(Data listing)

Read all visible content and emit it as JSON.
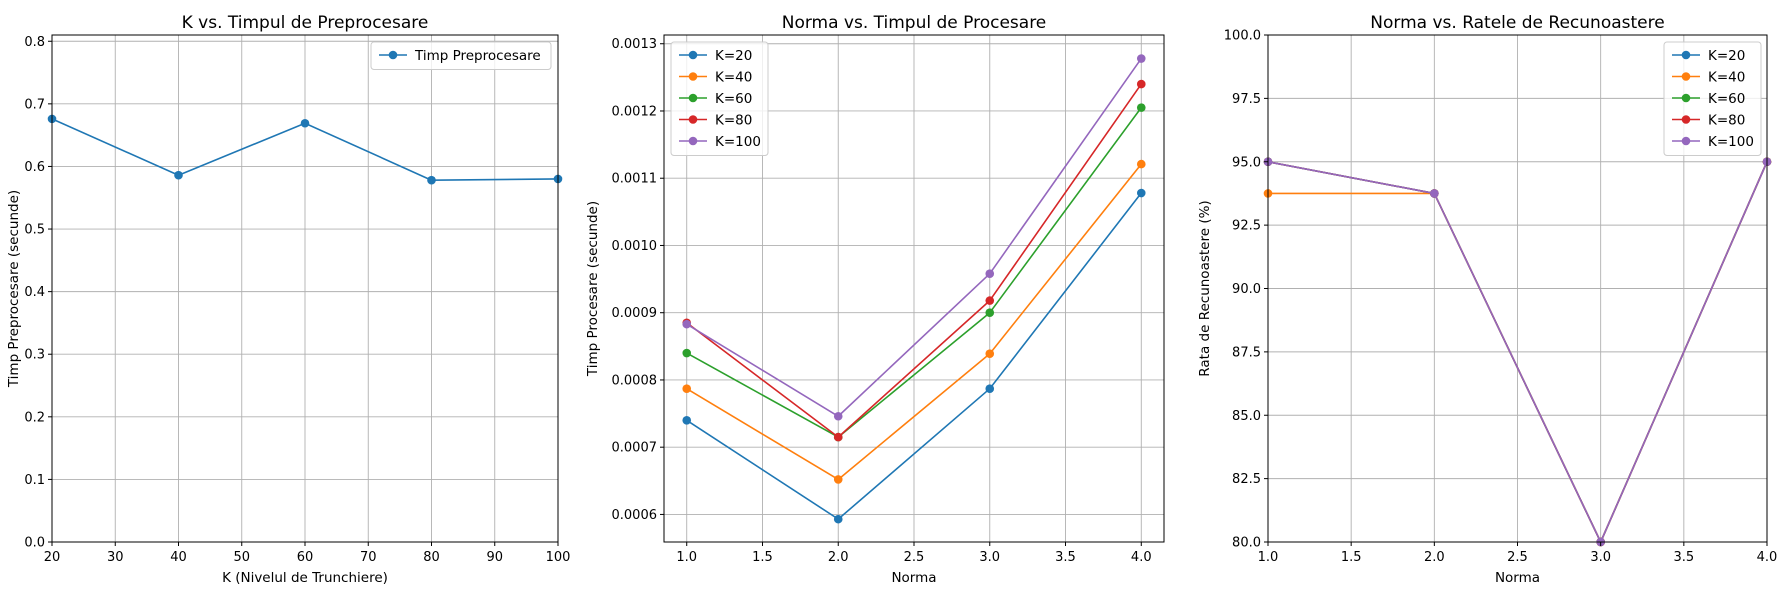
{
  "chart_data": [
    {
      "type": "line",
      "title": "K vs. Timpul de Preprocesare",
      "xlabel": "K (Nivelul de Trunchiere)",
      "ylabel": "Timp Preprocesare (secunde)",
      "x": [
        20,
        40,
        60,
        80,
        100
      ],
      "series": [
        {
          "name": "Timp Preprocesare",
          "color": "#1f77b4",
          "values": [
            0.676,
            0.586,
            0.669,
            0.578,
            0.58
          ]
        }
      ],
      "xlim": [
        20,
        100
      ],
      "ylim": [
        0,
        0.81
      ],
      "xticks": [
        20,
        30,
        40,
        50,
        60,
        70,
        80,
        90,
        100
      ],
      "xtick_labels": [
        "20",
        "30",
        "40",
        "50",
        "60",
        "70",
        "80",
        "90",
        "100"
      ],
      "yticks": [
        0,
        0.1,
        0.2,
        0.3,
        0.4,
        0.5,
        0.6,
        0.7,
        0.8
      ],
      "ytick_labels": [
        "0.0",
        "0.1",
        "0.2",
        "0.3",
        "0.4",
        "0.5",
        "0.6",
        "0.7",
        "0.8"
      ],
      "grid": true,
      "legend_position": "top-right"
    },
    {
      "type": "line",
      "title": "Norma vs. Timpul de Procesare",
      "xlabel": "Norma",
      "ylabel": "Timp Procesare (secunde)",
      "x": [
        1.0,
        2.0,
        3.0,
        4.0
      ],
      "series": [
        {
          "name": "K=20",
          "color": "#1f77b4",
          "values": [
            0.00074,
            0.000593,
            0.000787,
            0.001078
          ]
        },
        {
          "name": "K=40",
          "color": "#ff7f0e",
          "values": [
            0.000787,
            0.000652,
            0.000839,
            0.001121
          ]
        },
        {
          "name": "K=60",
          "color": "#2ca02c",
          "values": [
            0.00084,
            0.000715,
            0.0009,
            0.001205
          ]
        },
        {
          "name": "K=80",
          "color": "#d62728",
          "values": [
            0.000885,
            0.000715,
            0.000918,
            0.00124
          ]
        },
        {
          "name": "K=100",
          "color": "#9467bd",
          "values": [
            0.000883,
            0.000746,
            0.000958,
            0.001278
          ]
        }
      ],
      "xlim": [
        0.85,
        4.15
      ],
      "ylim": [
        0.000559,
        0.001313
      ],
      "xticks": [
        1.0,
        1.5,
        2.0,
        2.5,
        3.0,
        3.5,
        4.0
      ],
      "xtick_labels": [
        "1.0",
        "1.5",
        "2.0",
        "2.5",
        "3.0",
        "3.5",
        "4.0"
      ],
      "yticks": [
        0.0006,
        0.0007,
        0.0008,
        0.0009,
        0.001,
        0.0011,
        0.0012,
        0.0013
      ],
      "ytick_labels": [
        "0.0006",
        "0.0007",
        "0.0008",
        "0.0009",
        "0.0010",
        "0.0011",
        "0.0012",
        "0.0013"
      ],
      "grid": true,
      "legend_position": "top-left"
    },
    {
      "type": "line",
      "title": "Norma vs. Ratele de Recunoastere",
      "xlabel": "Norma",
      "ylabel": "Rata de Recunoastere (%)",
      "x": [
        1.0,
        2.0,
        3.0,
        4.0
      ],
      "series": [
        {
          "name": "K=20",
          "color": "#1f77b4",
          "values": [
            95.0,
            93.75,
            80.0,
            95.0
          ]
        },
        {
          "name": "K=40",
          "color": "#ff7f0e",
          "values": [
            93.75,
            93.75,
            80.0,
            95.0
          ]
        },
        {
          "name": "K=60",
          "color": "#2ca02c",
          "values": [
            95.0,
            93.75,
            80.0,
            95.0
          ]
        },
        {
          "name": "K=80",
          "color": "#d62728",
          "values": [
            95.0,
            93.75,
            80.0,
            95.0
          ]
        },
        {
          "name": "K=100",
          "color": "#9467bd",
          "values": [
            95.0,
            93.75,
            80.0,
            95.0
          ]
        }
      ],
      "xlim": [
        1.0,
        4.0
      ],
      "ylim": [
        80.0,
        100.0
      ],
      "xticks": [
        1.0,
        1.5,
        2.0,
        2.5,
        3.0,
        3.5,
        4.0
      ],
      "xtick_labels": [
        "1.0",
        "1.5",
        "2.0",
        "2.5",
        "3.0",
        "3.5",
        "4.0"
      ],
      "yticks": [
        80.0,
        82.5,
        85.0,
        87.5,
        90.0,
        92.5,
        95.0,
        97.5,
        100.0
      ],
      "ytick_labels": [
        "80.0",
        "82.5",
        "85.0",
        "87.5",
        "90.0",
        "92.5",
        "95.0",
        "97.5",
        "100.0"
      ],
      "grid": true,
      "legend_position": "top-right"
    }
  ]
}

▸ Your objective:
Transcribe every record above exactly as written, leaving out any pictures.

▸ Right answer:
Read all visible content and emit it as JSON.
{
  "chart_data": [
    {
      "type": "line",
      "title": "K vs. Timpul de Preprocesare",
      "xlabel": "K (Nivelul de Trunchiere)",
      "ylabel": "Timp Preprocesare (secunde)",
      "x": [
        20,
        40,
        60,
        80,
        100
      ],
      "series": [
        {
          "name": "Timp Preprocesare",
          "color": "#1f77b4",
          "values": [
            0.676,
            0.586,
            0.669,
            0.578,
            0.58
          ]
        }
      ],
      "xlim": [
        20,
        100
      ],
      "ylim": [
        0,
        0.81
      ],
      "xticks": [
        20,
        30,
        40,
        50,
        60,
        70,
        80,
        90,
        100
      ],
      "xtick_labels": [
        "20",
        "30",
        "40",
        "50",
        "60",
        "70",
        "80",
        "90",
        "100"
      ],
      "yticks": [
        0,
        0.1,
        0.2,
        0.3,
        0.4,
        0.5,
        0.6,
        0.7,
        0.8
      ],
      "ytick_labels": [
        "0.0",
        "0.1",
        "0.2",
        "0.3",
        "0.4",
        "0.5",
        "0.6",
        "0.7",
        "0.8"
      ],
      "grid": true,
      "legend_position": "top-right"
    },
    {
      "type": "line",
      "title": "Norma vs. Timpul de Procesare",
      "xlabel": "Norma",
      "ylabel": "Timp Procesare (secunde)",
      "x": [
        1.0,
        2.0,
        3.0,
        4.0
      ],
      "series": [
        {
          "name": "K=20",
          "color": "#1f77b4",
          "values": [
            0.00074,
            0.000593,
            0.000787,
            0.001078
          ]
        },
        {
          "name": "K=40",
          "color": "#ff7f0e",
          "values": [
            0.000787,
            0.000652,
            0.000839,
            0.001121
          ]
        },
        {
          "name": "K=60",
          "color": "#2ca02c",
          "values": [
            0.00084,
            0.000715,
            0.0009,
            0.001205
          ]
        },
        {
          "name": "K=80",
          "color": "#d62728",
          "values": [
            0.000885,
            0.000715,
            0.000918,
            0.00124
          ]
        },
        {
          "name": "K=100",
          "color": "#9467bd",
          "values": [
            0.000883,
            0.000746,
            0.000958,
            0.001278
          ]
        }
      ],
      "xlim": [
        0.85,
        4.15
      ],
      "ylim": [
        0.000559,
        0.001313
      ],
      "xticks": [
        1.0,
        1.5,
        2.0,
        2.5,
        3.0,
        3.5,
        4.0
      ],
      "xtick_labels": [
        "1.0",
        "1.5",
        "2.0",
        "2.5",
        "3.0",
        "3.5",
        "4.0"
      ],
      "yticks": [
        0.0006,
        0.0007,
        0.0008,
        0.0009,
        0.001,
        0.0011,
        0.0012,
        0.0013
      ],
      "ytick_labels": [
        "0.0006",
        "0.0007",
        "0.0008",
        "0.0009",
        "0.0010",
        "0.0011",
        "0.0012",
        "0.0013"
      ],
      "grid": true,
      "legend_position": "top-left"
    },
    {
      "type": "line",
      "title": "Norma vs. Ratele de Recunoastere",
      "xlabel": "Norma",
      "ylabel": "Rata de Recunoastere (%)",
      "x": [
        1.0,
        2.0,
        3.0,
        4.0
      ],
      "series": [
        {
          "name": "K=20",
          "color": "#1f77b4",
          "values": [
            95.0,
            93.75,
            80.0,
            95.0
          ]
        },
        {
          "name": "K=40",
          "color": "#ff7f0e",
          "values": [
            93.75,
            93.75,
            80.0,
            95.0
          ]
        },
        {
          "name": "K=60",
          "color": "#2ca02c",
          "values": [
            95.0,
            93.75,
            80.0,
            95.0
          ]
        },
        {
          "name": "K=80",
          "color": "#d62728",
          "values": [
            95.0,
            93.75,
            80.0,
            95.0
          ]
        },
        {
          "name": "K=100",
          "color": "#9467bd",
          "values": [
            95.0,
            93.75,
            80.0,
            95.0
          ]
        }
      ],
      "xlim": [
        1.0,
        4.0
      ],
      "ylim": [
        80.0,
        100.0
      ],
      "xticks": [
        1.0,
        1.5,
        2.0,
        2.5,
        3.0,
        3.5,
        4.0
      ],
      "xtick_labels": [
        "1.0",
        "1.5",
        "2.0",
        "2.5",
        "3.0",
        "3.5",
        "4.0"
      ],
      "yticks": [
        80.0,
        82.5,
        85.0,
        87.5,
        90.0,
        92.5,
        95.0,
        97.5,
        100.0
      ],
      "ytick_labels": [
        "80.0",
        "82.5",
        "85.0",
        "87.5",
        "90.0",
        "92.5",
        "95.0",
        "97.5",
        "100.0"
      ],
      "grid": true,
      "legend_position": "top-right"
    }
  ]
}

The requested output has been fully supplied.